▶ [Data for this exercise]:
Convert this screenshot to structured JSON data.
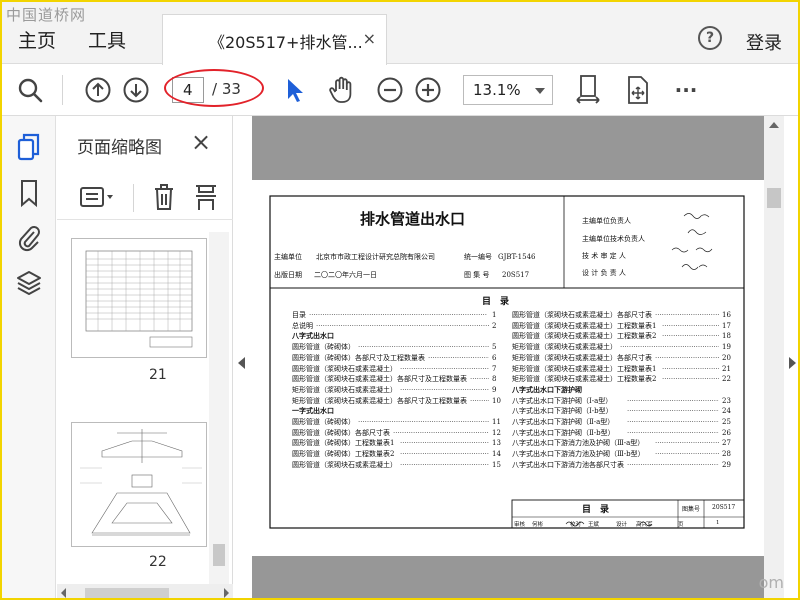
{
  "watermark": "中国道桥网",
  "watermark_right": "om",
  "menu": {
    "home": "主页",
    "tools": "工具",
    "help_icon": "?",
    "login": "登录"
  },
  "tab": {
    "title": "《20S517+排水管...",
    "close": "×"
  },
  "toolbar": {
    "page_current": "4",
    "page_total": "/ 33",
    "zoom": "13.1%",
    "more": "···"
  },
  "thumb_panel": {
    "title": "页面缩略图",
    "close": "×",
    "thumbs": [
      {
        "label": "21"
      },
      {
        "label": "22"
      }
    ]
  },
  "document": {
    "title": "排水管道出水口",
    "org_label": "主编单位",
    "org": "北京市市政工程设计研究总院有限公司",
    "code_label": "统一编号",
    "code": "GJBT-1546",
    "date_label": "出版日期",
    "date": "二〇二〇年六月一日",
    "atlas_label": "图 集 号",
    "atlas": "20S517",
    "roles": [
      "主编单位负责人",
      "主编单位技术负责人",
      "技 术 审 定 人",
      "设 计 负 责 人"
    ],
    "toc_title": "目　录",
    "toc_left": [
      {
        "t": "目录",
        "p": "1",
        "h": false
      },
      {
        "t": "总说明",
        "p": "2",
        "h": false
      },
      {
        "t": "八字式出水口",
        "p": "",
        "h": true
      },
      {
        "t": "圆形管道（砖砌体）",
        "p": "5",
        "h": false
      },
      {
        "t": "圆形管道（砖砌体）各部尺寸及工程数量表",
        "p": "6",
        "h": false
      },
      {
        "t": "圆形管道（浆砌块石或素混凝土）",
        "p": "7",
        "h": false
      },
      {
        "t": "圆形管道（浆砌块石或素混凝土）各部尺寸及工程数量表",
        "p": "8",
        "h": false
      },
      {
        "t": "矩形管道（浆砌块石或素混凝土）",
        "p": "9",
        "h": false
      },
      {
        "t": "矩形管道（浆砌块石或素混凝土）各部尺寸及工程数量表",
        "p": "10",
        "h": false
      },
      {
        "t": "一字式出水口",
        "p": "",
        "h": true
      },
      {
        "t": "圆形管道（砖砌体）",
        "p": "11",
        "h": false
      },
      {
        "t": "圆形管道（砖砌体）各部尺寸表",
        "p": "12",
        "h": false
      },
      {
        "t": "圆形管道（砖砌体）工程数量表1",
        "p": "13",
        "h": false
      },
      {
        "t": "圆形管道（砖砌体）工程数量表2",
        "p": "14",
        "h": false
      },
      {
        "t": "圆形管道（浆砌块石或素混凝土）",
        "p": "15",
        "h": false
      }
    ],
    "toc_right": [
      {
        "t": "圆形管道（浆砌块石或素混凝土）各部尺寸表",
        "p": "16",
        "h": false
      },
      {
        "t": "圆形管道（浆砌块石或素混凝土）工程数量表1",
        "p": "17",
        "h": false
      },
      {
        "t": "圆形管道（浆砌块石或素混凝土）工程数量表2",
        "p": "18",
        "h": false
      },
      {
        "t": "矩形管道（浆砌块石或素混凝土）",
        "p": "19",
        "h": false
      },
      {
        "t": "矩形管道（浆砌块石或素混凝土）各部尺寸表",
        "p": "20",
        "h": false
      },
      {
        "t": "矩形管道（浆砌块石或素混凝土）工程数量表1",
        "p": "21",
        "h": false
      },
      {
        "t": "矩形管道（浆砌块石或素混凝土）工程数量表2",
        "p": "22",
        "h": false
      },
      {
        "t": "八字式出水口下游护砌",
        "p": "",
        "h": true
      },
      {
        "t": "八字式出水口下游护砌（Ⅰ-a型）",
        "p": "23",
        "h": false
      },
      {
        "t": "八字式出水口下游护砌（Ⅰ-b型）",
        "p": "24",
        "h": false
      },
      {
        "t": "八字式出水口下游护砌（Ⅱ-a型）",
        "p": "25",
        "h": false
      },
      {
        "t": "八字式出水口下游护砌（Ⅱ-b型）",
        "p": "26",
        "h": false
      },
      {
        "t": "八字式出水口下游消力池及护砌（Ⅲ-a型）",
        "p": "27",
        "h": false
      },
      {
        "t": "八字式出水口下游消力池及护砌（Ⅲ-b型）",
        "p": "28",
        "h": false
      },
      {
        "t": "八字式出水口下游消力池各部尺寸表",
        "p": "29",
        "h": false
      }
    ],
    "tb_title": "目　录",
    "tb_atlas_label": "图集号",
    "tb_atlas": "20S517",
    "tb_row": [
      "审核",
      "何彬",
      "校对",
      "王斌",
      "设计",
      "高兴军",
      "页",
      "1"
    ]
  }
}
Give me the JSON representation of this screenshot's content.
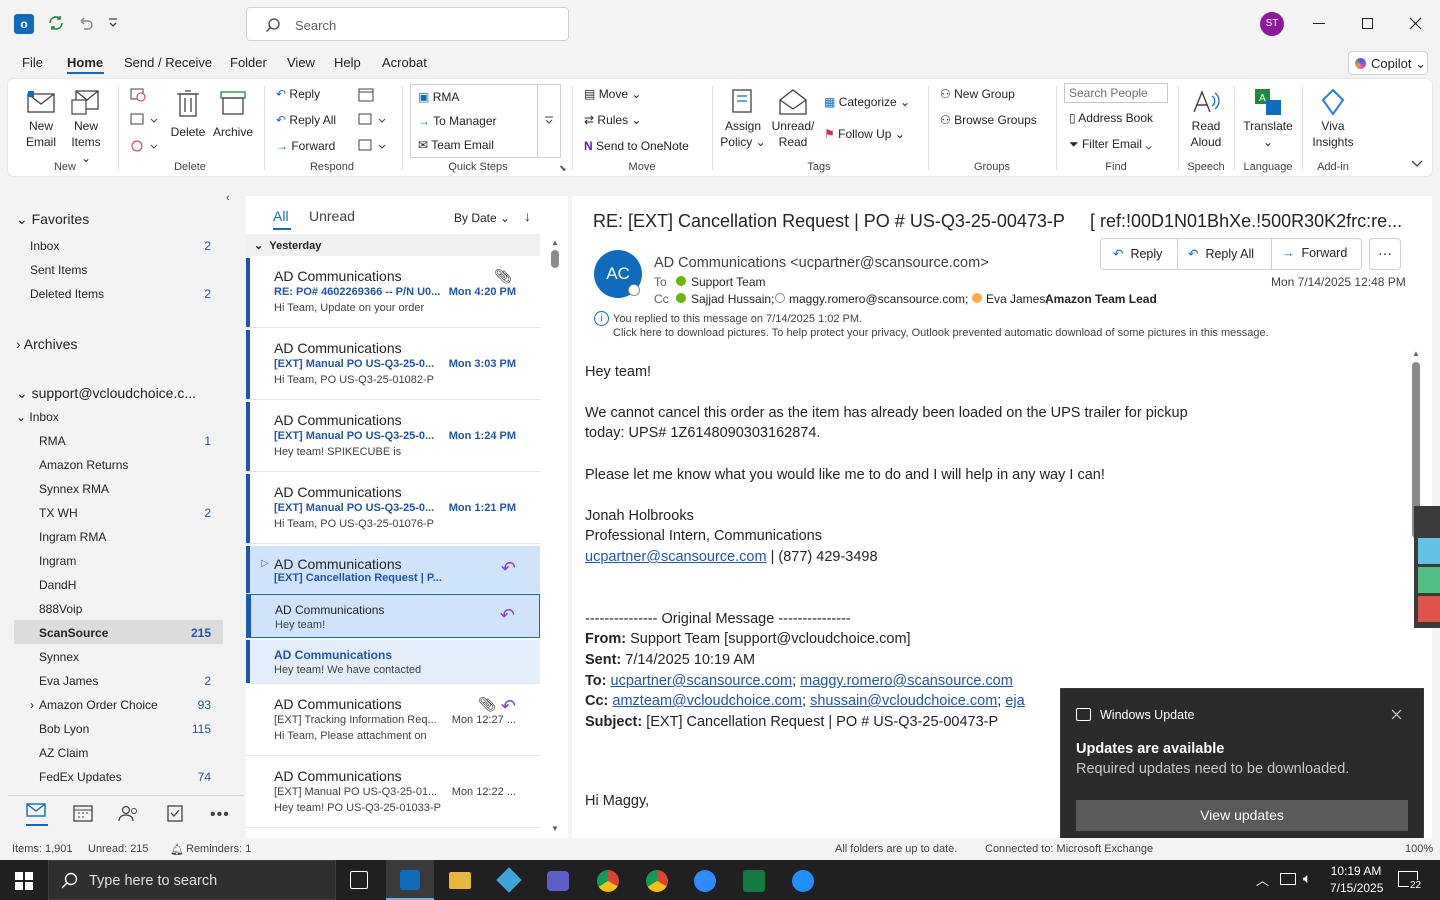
{
  "app": {
    "user_initials": "ST",
    "search_placeholder": "Search",
    "copilot": "Copilot"
  },
  "menu": [
    "File",
    "Home",
    "Send / Receive",
    "Folder",
    "View",
    "Help",
    "Acrobat"
  ],
  "ribbon": {
    "new_email": [
      "New",
      "Email"
    ],
    "new_items": [
      "New",
      "Items"
    ],
    "delete": "Delete",
    "archive": "Archive",
    "reply": "Reply",
    "reply_all": "Reply All",
    "forward": "Forward",
    "qs_rma": "RMA",
    "qs_manager": "To Manager",
    "qs_team": "Team Email",
    "move": "Move",
    "rules": "Rules",
    "onenote": "Send to OneNote",
    "assign_policy": [
      "Assign",
      "Policy"
    ],
    "unread_read": [
      "Unread/",
      "Read"
    ],
    "categorize": "Categorize",
    "follow_up": "Follow Up",
    "new_group": "New Group",
    "browse_groups": "Browse Groups",
    "search_people": "Search People",
    "address_book": "Address Book",
    "filter_email": "Filter Email",
    "read_aloud": [
      "Read",
      "Aloud"
    ],
    "translate": "Translate",
    "viva": [
      "Viva",
      "Insights"
    ],
    "groups": [
      "New",
      "Delete",
      "Respond",
      "Quick Steps",
      "Move",
      "Tags",
      "Groups",
      "Find",
      "Speech",
      "Language",
      "Add-in"
    ]
  },
  "folders": {
    "favorites_header": "Favorites",
    "favorites": [
      {
        "name": "Inbox",
        "count": "2"
      },
      {
        "name": "Sent Items",
        "count": ""
      },
      {
        "name": "Deleted Items",
        "count": "2"
      }
    ],
    "archives": "Archives",
    "account": "support@vcloudchoice.c...",
    "inbox": "Inbox",
    "subfolders": [
      {
        "name": "RMA",
        "count": "1"
      },
      {
        "name": "Amazon Returns",
        "count": ""
      },
      {
        "name": "Synnex RMA",
        "count": ""
      },
      {
        "name": "TX WH",
        "count": "2"
      },
      {
        "name": "Ingram RMA",
        "count": ""
      },
      {
        "name": "Ingram",
        "count": ""
      },
      {
        "name": "DandH",
        "count": ""
      },
      {
        "name": "888Voip",
        "count": ""
      },
      {
        "name": "ScanSource",
        "count": "215"
      },
      {
        "name": "Synnex",
        "count": ""
      },
      {
        "name": "Eva James",
        "count": "2"
      },
      {
        "name": "Amazon Order Choice",
        "count": "93"
      },
      {
        "name": "Bob Lyon",
        "count": "115"
      },
      {
        "name": "AZ Claim",
        "count": ""
      },
      {
        "name": "FedEx Updates",
        "count": "74"
      }
    ]
  },
  "list": {
    "tab_all": "All",
    "tab_unread": "Unread",
    "sort": "By Date",
    "group_header": "Yesterday",
    "messages": [
      {
        "from": "AD Communications",
        "subject": "RE: PO# 4602269366 -- P/N U0...",
        "time": "Mon 4:20 PM",
        "preview": "Hi Team,   Update on your order"
      },
      {
        "from": "AD Communications",
        "subject": "[EXT] Manual PO   US-Q3-25-0...",
        "time": "Mon 3:03 PM",
        "preview": "Hi Team,   PO US-Q3-25-01082-P"
      },
      {
        "from": "AD Communications",
        "subject": "[EXT] Manual PO   US-Q3-25-0...",
        "time": "Mon 1:24 PM",
        "preview": "Hey team!  SPIKECUBE is"
      },
      {
        "from": "AD Communications",
        "subject": "[EXT] Manual PO   US-Q3-25-0...",
        "time": "Mon 1:21 PM",
        "preview": "Hi Team,   PO US-Q3-25-01076-P"
      },
      {
        "from": "AD Communications",
        "subject": "[EXT] Cancellation Request | P...",
        "time": "",
        "preview": ""
      },
      {
        "from": "AD Communications",
        "subject": "",
        "time": "",
        "preview": "Hey team!"
      },
      {
        "from": "AD Communications",
        "subject": "",
        "time": "",
        "preview": "Hey team!  We have contacted"
      },
      {
        "from": "AD Communications",
        "subject": "[EXT] Tracking Information Req...",
        "time": "Mon 12:27 ...",
        "preview": "Hi Team,   Please attachment on"
      },
      {
        "from": "AD Communications",
        "subject": "[EXT] Manual PO   US-Q3-25-01...",
        "time": "Mon 12:22 ...",
        "preview": "Hey team!  PO US-Q3-25-01033-P"
      }
    ]
  },
  "reading": {
    "subject": "RE: [EXT] Cancellation Request | PO # US-Q3-25-00473-P",
    "ref": "[ ref:!00D1N01BhXe.!500R30K2frc:re...",
    "avatar": "AC",
    "sender": "AD Communications <ucpartner@scansource.com>",
    "to_label": "To",
    "to": "Support Team",
    "cc_label": "Cc",
    "cc1": "Sajjad Hussain;",
    "cc2": "maggy.romero@scansource.com;",
    "cc3": "Eva James;",
    "cc4": "Amazon Team Lead",
    "date": "Mon 7/14/2025 12:48 PM",
    "reply": "Reply",
    "reply_all": "Reply All",
    "forward": "Forward",
    "info1": "You replied to this message on 7/14/2025 1:02 PM.",
    "info2": "Click here to download pictures. To help protect your privacy, Outlook prevented automatic download of some pictures in this message.",
    "body": {
      "greeting": "Hey team!",
      "p1a": "We cannot cancel this order as the item has already been loaded on the UPS trailer for pickup",
      "p1b": "today:  UPS# 1Z6148090303162874.",
      "p2": "Please let me know what you would like me to do and I will help in any way I can!",
      "sig_name": "Jonah Holbrooks",
      "sig_title": "Professional Intern, Communications",
      "sig_email": "ucpartner@scansource.com",
      "sig_phone": " | (877) 429-3498",
      "orig": "--------------- Original Message ---------------",
      "from_label": "From:",
      "from_val": " Support Team [support@vcloudchoice.com]",
      "sent_label": "Sent:",
      "sent_val": " 7/14/2025 10:19 AM",
      "to_label": "To:",
      "to_link1": "ucpartner@scansource.com",
      "to_sep": "; ",
      "to_link2": "maggy.romero@scansource.com",
      "cc_label": "Cc:",
      "cc_link1": "amzteam@vcloudchoice.com",
      "cc_sep": "; ",
      "cc_link2": "shussain@vcloudchoice.com",
      "cc_sep2": "; ",
      "cc_link3": "eja",
      "subj_label": "Subject:",
      "subj_val": " [EXT] Cancellation Request | PO # US-Q3-25-00473-P",
      "hi": "Hi Maggy,"
    }
  },
  "toast": {
    "app": "Windows Update",
    "title": "Updates are available",
    "text": "Required updates need to be downloaded.",
    "button": "View updates"
  },
  "status": {
    "items": "Items: 1,901",
    "unread": "Unread: 215",
    "reminders": "Reminders: 1",
    "sync": "All folders are up to date.",
    "connected": "Connected to: Microsoft Exchange",
    "zoom": "100%"
  },
  "taskbar": {
    "search": "Type here to search",
    "time": "10:19 AM",
    "date": "7/15/2025",
    "notif": "22"
  },
  "colors": {
    "accent": "#0f6cbd",
    "unread_blue": "#1f55b0",
    "avatar_bg": "#0f6cbd",
    "user_avatar": "#8b1a9c"
  }
}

▶ [Written task]:
In the material above, find each line that contains the word "Amazon", and select it.

▶ [Answer below]:
        "name": "Amazon Returns",
        "name": "Amazon Order Choice",
    "cc4": "Amazon Team Lead",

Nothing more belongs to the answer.